Look for the string "ylabel" in the lines and copy each line that has it.

» **Data shown**
※ ※ ※
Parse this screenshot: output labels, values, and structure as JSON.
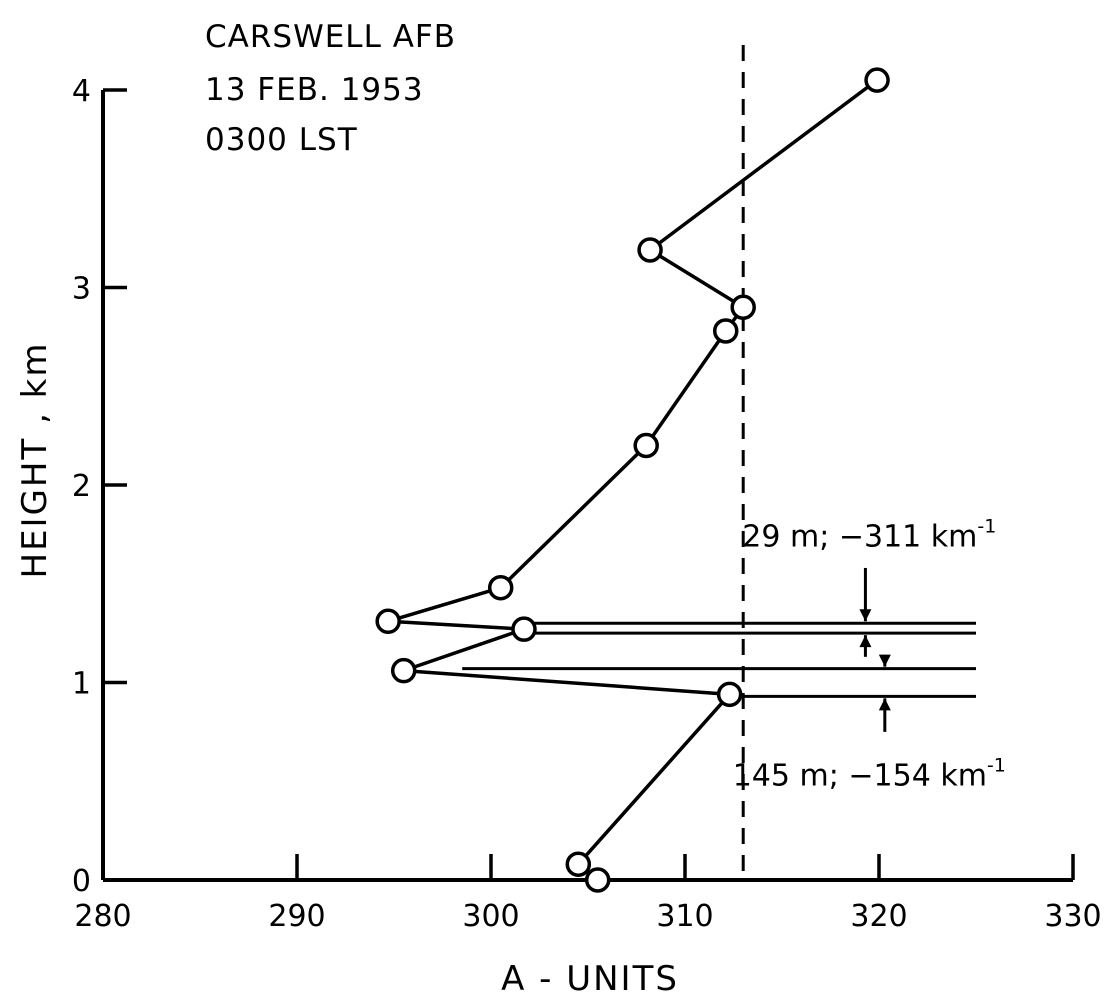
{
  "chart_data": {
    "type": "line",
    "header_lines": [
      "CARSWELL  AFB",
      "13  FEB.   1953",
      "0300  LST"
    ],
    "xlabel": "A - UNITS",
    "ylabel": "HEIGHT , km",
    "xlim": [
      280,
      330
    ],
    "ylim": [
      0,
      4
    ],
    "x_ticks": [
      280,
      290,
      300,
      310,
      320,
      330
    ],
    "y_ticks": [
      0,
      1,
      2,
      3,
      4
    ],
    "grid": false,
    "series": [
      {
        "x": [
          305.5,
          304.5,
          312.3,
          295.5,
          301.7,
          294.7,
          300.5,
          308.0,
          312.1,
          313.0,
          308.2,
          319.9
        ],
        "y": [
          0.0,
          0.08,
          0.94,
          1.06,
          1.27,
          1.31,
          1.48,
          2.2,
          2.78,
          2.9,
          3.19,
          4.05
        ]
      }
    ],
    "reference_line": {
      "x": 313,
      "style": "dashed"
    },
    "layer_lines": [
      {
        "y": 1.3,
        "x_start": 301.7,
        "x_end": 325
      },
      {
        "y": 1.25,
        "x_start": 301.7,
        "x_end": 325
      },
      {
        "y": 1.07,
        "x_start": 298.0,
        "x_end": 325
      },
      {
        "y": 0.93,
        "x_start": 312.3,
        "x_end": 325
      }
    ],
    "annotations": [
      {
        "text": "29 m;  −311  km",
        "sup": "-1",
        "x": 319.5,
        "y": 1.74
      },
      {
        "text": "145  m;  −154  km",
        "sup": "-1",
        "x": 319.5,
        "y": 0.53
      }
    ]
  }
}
※ ※ ※
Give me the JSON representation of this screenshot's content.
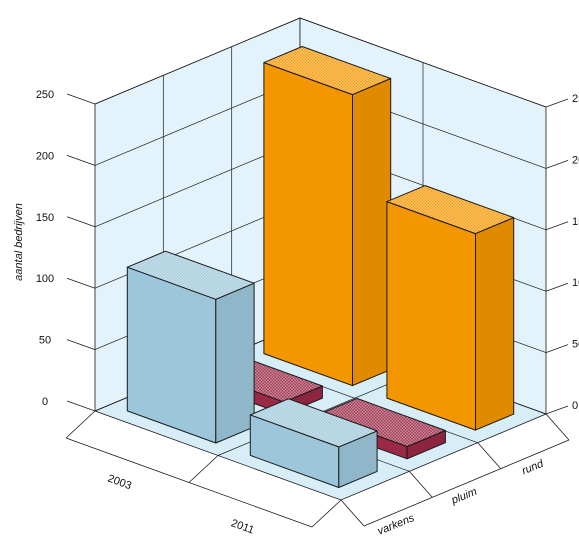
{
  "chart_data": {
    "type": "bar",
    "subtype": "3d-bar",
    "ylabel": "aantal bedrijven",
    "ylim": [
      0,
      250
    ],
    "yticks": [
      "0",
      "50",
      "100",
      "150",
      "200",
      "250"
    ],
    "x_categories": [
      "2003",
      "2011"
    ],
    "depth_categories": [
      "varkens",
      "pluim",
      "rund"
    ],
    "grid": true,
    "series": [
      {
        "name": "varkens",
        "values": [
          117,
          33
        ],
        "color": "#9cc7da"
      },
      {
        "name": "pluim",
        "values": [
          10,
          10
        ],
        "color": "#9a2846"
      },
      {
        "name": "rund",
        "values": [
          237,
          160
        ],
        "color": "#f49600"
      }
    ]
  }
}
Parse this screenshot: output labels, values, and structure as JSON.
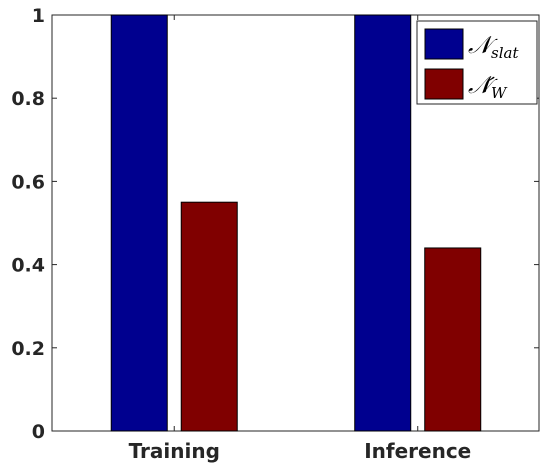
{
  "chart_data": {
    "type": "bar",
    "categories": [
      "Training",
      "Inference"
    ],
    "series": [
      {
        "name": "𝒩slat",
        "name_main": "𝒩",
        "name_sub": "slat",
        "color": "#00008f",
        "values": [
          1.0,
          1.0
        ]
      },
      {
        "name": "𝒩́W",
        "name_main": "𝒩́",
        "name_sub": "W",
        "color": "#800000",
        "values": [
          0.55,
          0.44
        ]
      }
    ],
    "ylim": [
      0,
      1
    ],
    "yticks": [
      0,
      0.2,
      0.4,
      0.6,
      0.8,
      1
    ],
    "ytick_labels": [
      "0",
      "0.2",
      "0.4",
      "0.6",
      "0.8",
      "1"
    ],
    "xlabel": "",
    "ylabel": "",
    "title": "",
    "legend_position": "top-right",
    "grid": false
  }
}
※ ※ ※
» **Solution for this problem**
    "ylabel": "HEIGHT , km",
    "ylabel": "aantal bedrijven",
    "ylabel": "",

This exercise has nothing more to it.